■ Directions: Would you please repeat the data exactly as given?

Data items
================

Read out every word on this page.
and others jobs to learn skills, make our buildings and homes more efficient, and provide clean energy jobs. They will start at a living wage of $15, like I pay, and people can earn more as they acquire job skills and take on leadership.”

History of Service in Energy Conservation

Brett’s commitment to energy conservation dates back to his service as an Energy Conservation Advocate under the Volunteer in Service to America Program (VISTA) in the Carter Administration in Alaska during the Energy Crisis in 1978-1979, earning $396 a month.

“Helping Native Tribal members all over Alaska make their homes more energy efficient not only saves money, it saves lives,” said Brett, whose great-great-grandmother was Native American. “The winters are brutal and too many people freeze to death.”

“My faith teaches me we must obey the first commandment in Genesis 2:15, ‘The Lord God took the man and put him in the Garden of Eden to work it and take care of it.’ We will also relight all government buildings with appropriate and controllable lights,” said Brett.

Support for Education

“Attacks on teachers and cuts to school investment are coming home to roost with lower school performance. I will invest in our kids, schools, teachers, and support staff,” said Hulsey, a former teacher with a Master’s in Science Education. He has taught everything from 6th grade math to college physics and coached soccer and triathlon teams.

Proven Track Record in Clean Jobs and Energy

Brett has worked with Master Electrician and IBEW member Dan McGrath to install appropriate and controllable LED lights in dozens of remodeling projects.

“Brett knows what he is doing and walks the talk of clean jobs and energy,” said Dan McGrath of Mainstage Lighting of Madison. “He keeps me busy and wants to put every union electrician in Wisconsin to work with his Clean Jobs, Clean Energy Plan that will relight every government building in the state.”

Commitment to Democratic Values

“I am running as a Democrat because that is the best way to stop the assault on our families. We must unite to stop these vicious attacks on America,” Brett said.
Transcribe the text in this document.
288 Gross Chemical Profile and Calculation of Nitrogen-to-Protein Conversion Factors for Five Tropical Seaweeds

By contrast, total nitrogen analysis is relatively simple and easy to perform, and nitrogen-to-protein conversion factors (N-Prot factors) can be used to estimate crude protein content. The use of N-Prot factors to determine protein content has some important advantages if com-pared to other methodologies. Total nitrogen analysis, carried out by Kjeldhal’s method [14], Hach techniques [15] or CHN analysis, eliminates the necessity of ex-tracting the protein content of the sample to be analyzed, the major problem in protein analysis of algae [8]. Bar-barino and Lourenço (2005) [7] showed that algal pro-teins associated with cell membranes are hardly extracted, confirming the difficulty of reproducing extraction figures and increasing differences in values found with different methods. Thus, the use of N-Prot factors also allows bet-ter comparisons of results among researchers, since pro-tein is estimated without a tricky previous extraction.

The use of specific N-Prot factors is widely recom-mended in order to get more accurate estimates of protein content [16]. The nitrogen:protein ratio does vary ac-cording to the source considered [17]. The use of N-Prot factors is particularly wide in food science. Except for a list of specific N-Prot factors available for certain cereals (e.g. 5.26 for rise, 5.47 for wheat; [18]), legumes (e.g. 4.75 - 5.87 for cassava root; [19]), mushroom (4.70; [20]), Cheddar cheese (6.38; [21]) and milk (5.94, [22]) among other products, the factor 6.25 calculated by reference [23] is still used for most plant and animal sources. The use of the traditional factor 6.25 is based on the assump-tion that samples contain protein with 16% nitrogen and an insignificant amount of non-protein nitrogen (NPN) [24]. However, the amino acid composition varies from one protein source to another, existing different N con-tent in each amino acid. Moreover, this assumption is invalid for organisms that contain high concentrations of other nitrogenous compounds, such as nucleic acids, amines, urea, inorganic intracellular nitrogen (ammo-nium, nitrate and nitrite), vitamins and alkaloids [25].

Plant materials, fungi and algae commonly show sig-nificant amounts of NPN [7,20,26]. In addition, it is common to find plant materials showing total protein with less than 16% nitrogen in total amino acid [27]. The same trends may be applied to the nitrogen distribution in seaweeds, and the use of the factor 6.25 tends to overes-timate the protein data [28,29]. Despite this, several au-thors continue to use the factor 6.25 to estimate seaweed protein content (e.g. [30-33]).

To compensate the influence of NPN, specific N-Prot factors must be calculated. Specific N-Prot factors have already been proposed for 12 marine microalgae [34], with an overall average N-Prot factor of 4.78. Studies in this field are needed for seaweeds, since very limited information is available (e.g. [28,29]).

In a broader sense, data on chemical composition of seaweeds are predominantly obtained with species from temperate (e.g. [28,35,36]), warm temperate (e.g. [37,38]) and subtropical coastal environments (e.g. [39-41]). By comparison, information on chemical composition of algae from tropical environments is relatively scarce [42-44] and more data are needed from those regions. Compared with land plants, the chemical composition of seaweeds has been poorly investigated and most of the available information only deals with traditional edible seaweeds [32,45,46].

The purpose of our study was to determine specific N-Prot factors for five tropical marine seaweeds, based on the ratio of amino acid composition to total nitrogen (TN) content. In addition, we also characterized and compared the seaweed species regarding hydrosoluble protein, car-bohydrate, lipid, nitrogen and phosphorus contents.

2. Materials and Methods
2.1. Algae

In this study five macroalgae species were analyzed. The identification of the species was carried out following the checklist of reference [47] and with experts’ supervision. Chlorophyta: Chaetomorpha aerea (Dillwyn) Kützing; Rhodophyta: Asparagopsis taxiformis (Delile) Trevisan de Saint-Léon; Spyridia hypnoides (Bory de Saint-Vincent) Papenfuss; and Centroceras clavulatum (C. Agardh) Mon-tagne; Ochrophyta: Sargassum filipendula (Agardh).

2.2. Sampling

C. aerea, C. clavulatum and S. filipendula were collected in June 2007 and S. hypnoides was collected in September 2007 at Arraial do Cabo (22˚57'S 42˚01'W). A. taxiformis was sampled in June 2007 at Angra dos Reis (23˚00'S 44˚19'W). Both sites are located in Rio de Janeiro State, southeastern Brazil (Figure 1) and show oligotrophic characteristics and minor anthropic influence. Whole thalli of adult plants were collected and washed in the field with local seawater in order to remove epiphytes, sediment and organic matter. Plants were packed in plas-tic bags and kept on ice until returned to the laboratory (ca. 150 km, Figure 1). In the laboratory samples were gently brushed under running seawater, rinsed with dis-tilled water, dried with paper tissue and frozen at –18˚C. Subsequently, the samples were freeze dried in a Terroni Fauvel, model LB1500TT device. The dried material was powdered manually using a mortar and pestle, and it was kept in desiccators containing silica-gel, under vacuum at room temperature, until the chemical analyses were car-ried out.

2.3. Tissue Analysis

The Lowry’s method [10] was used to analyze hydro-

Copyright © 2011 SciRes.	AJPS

================

■ Written response:
Read out every word on this page.
and others jobs to learn skills, make our buildings and homes more efficient, and provide clean energy jobs. They will start at a living wage of $15, like I pay, and people can earn more as they acquire job skills and take on leadership.”

History of Service in Energy Conservation

Brett’s commitment to energy conservation dates back to his service as an Energy Conservation Advocate under the Volunteer in Service to America Program (VISTA) in the Carter Administration in Alaska during the Energy Crisis in 1978-1979, earning $396 a month.

“Helping Native Tribal members all over Alaska make their homes more energy efficient not only saves money, it saves lives,” said Brett, whose great-great-grandmother was Native American. “The winters are brutal and too many people freeze to death.”

“My faith teaches me we must obey the first commandment in Genesis 2:15, ‘The Lord God took the man and put him in the Garden of Eden to work it and take care of it.’ We will also relight all government buildings with appropriate and controllable lights,” said Brett.

Support for Education

“Attacks on teachers and cuts to school investment are coming home to roost with lower school performance. I will invest in our kids, schools, teachers, and support staff,” said Hulsey, a former teacher with a Master’s in Science Education. He has taught everything from 6th grade math to college physics and coached soccer and triathlon teams.

Proven Track Record in Clean Jobs and Energy

Brett has worked with Master Electrician and IBEW member Dan McGrath to install appropriate and controllable LED lights in dozens of remodeling projects.

“Brett knows what he is doing and walks the talk of clean jobs and energy,” said Dan McGrath of Mainstage Lighting of Madison. “He keeps me busy and wants to put every union electrician in Wisconsin to work with his Clean Jobs, Clean Energy Plan that will relight every government building in the state.”

Commitment to Democratic Values

“I am running as a Democrat because that is the best way to stop the assault on our families. We must unite to stop these vicious attacks on America,” Brett said.
Transcribe the text in this document.
288 Gross Chemical Profile and Calculation of Nitrogen-to-Protein Conversion Factors for Five Tropical Seaweeds

By contrast, total nitrogen analysis is relatively simple and easy to perform, and nitrogen-to-protein conversion factors (N-Prot factors) can be used to estimate crude protein content. The use of N-Prot factors to determine protein content has some important advantages if com-pared to other methodologies. Total nitrogen analysis, carried out by Kjeldhal’s method [14], Hach techniques [15] or CHN analysis, eliminates the necessity of ex-tracting the protein content of the sample to be analyzed, the major problem in protein analysis of algae [8]. Bar-barino and Lourenço (2005) [7] showed that algal pro-teins associated with cell membranes are hardly extracted, confirming the difficulty of reproducing extraction figures and increasing differences in values found with different methods. Thus, the use of N-Prot factors also allows bet-ter comparisons of results among researchers, since pro-tein is estimated without a tricky previous extraction.

The use of specific N-Prot factors is widely recom-mended in order to get more accurate estimates of protein content [16]. The nitrogen:protein ratio does vary ac-cording to the source considered [17]. The use of N-Prot factors is particularly wide in food science. Except for a list of specific N-Prot factors available for certain cereals (e.g. 5.26 for rise, 5.47 for wheat; [18]), legumes (e.g. 4.75 - 5.87 for cassava root; [19]), mushroom (4.70; [20]), Cheddar cheese (6.38; [21]) and milk (5.94, [22]) among other products, the factor 6.25 calculated by reference [23] is still used for most plant and animal sources. The use of the traditional factor 6.25 is based on the assump-tion that samples contain protein with 16% nitrogen and an insignificant amount of non-protein nitrogen (NPN) [24]. However, the amino acid composition varies from one protein source to another, existing different N con-tent in each amino acid. Moreover, this assumption is invalid for organisms that contain high concentrations of other nitrogenous compounds, such as nucleic acids, amines, urea, inorganic intracellular nitrogen (ammo-nium, nitrate and nitrite), vitamins and alkaloids [25].

Plant materials, fungi and algae commonly show sig-nificant amounts of NPN [7,20,26]. In addition, it is common to find plant materials showing total protein with less than 16% nitrogen in total amino acid [27]. The same trends may be applied to the nitrogen distribution in seaweeds, and the use of the factor 6.25 tends to overes-timate the protein data [28,29]. Despite this, several au-thors continue to use the factor 6.25 to estimate seaweed protein content (e.g. [30-33]).

To compensate the influence of NPN, specific N-Prot factors must be calculated. Specific N-Prot factors have already been proposed for 12 marine microalgae [34], with an overall average N-Prot factor of 4.78. Studies in this field are needed for seaweeds, since very limited information is available (e.g. [28,29]).

In a broader sense, data on chemical composition of seaweeds are predominantly obtained with species from temperate (e.g. [28,35,36]), warm temperate (e.g. [37,38]) and subtropical coastal environments (e.g. [39-41]). By comparison, information on chemical composition of algae from tropical environments is relatively scarce [42-44] and more data are needed from those regions. Compared with land plants, the chemical composition of seaweeds has been poorly investigated and most of the available information only deals with traditional edible seaweeds [32,45,46].

The purpose of our study was to determine specific N-Prot factors for five tropical marine seaweeds, based on the ratio of amino acid composition to total nitrogen (TN) content. In addition, we also characterized and compared the seaweed species regarding hydrosoluble protein, car-bohydrate, lipid, nitrogen and phosphorus contents.

2. Materials and Methods
2.1. Algae

In this study five macroalgae species were analyzed. The identification of the species was carried out following the checklist of reference [47] and with experts’ supervision. Chlorophyta: Chaetomorpha aerea (Dillwyn) Kützing; Rhodophyta: Asparagopsis taxiformis (Delile) Trevisan de Saint-Léon; Spyridia hypnoides (Bory de Saint-Vincent) Papenfuss; and Centroceras clavulatum (C. Agardh) Mon-tagne; Ochrophyta: Sargassum filipendula (Agardh).

2.2. Sampling

C. aerea, C. clavulatum and S. filipendula were collected in June 2007 and S. hypnoides was collected in September 2007 at Arraial do Cabo (22˚57'S 42˚01'W). A. taxiformis was sampled in June 2007 at Angra dos Reis (23˚00'S 44˚19'W). Both sites are located in Rio de Janeiro State, southeastern Brazil (Figure 1) and show oligotrophic characteristics and minor anthropic influence. Whole thalli of adult plants were collected and washed in the field with local seawater in order to remove epiphytes, sediment and organic matter. Plants were packed in plas-tic bags and kept on ice until returned to the laboratory (ca. 150 km, Figure 1). In the laboratory samples were gently brushed under running seawater, rinsed with dis-tilled water, dried with paper tissue and frozen at –18˚C. Subsequently, the samples were freeze dried in a Terroni Fauvel, model LB1500TT device. The dried material was powdered manually using a mortar and pestle, and it was kept in desiccators containing silica-gel, under vacuum at room temperature, until the chemical analyses were car-ried out.

2.3. Tissue Analysis

The Lowry’s method [10] was used to analyze hydro-

Copyright © 2011 SciRes.	AJPS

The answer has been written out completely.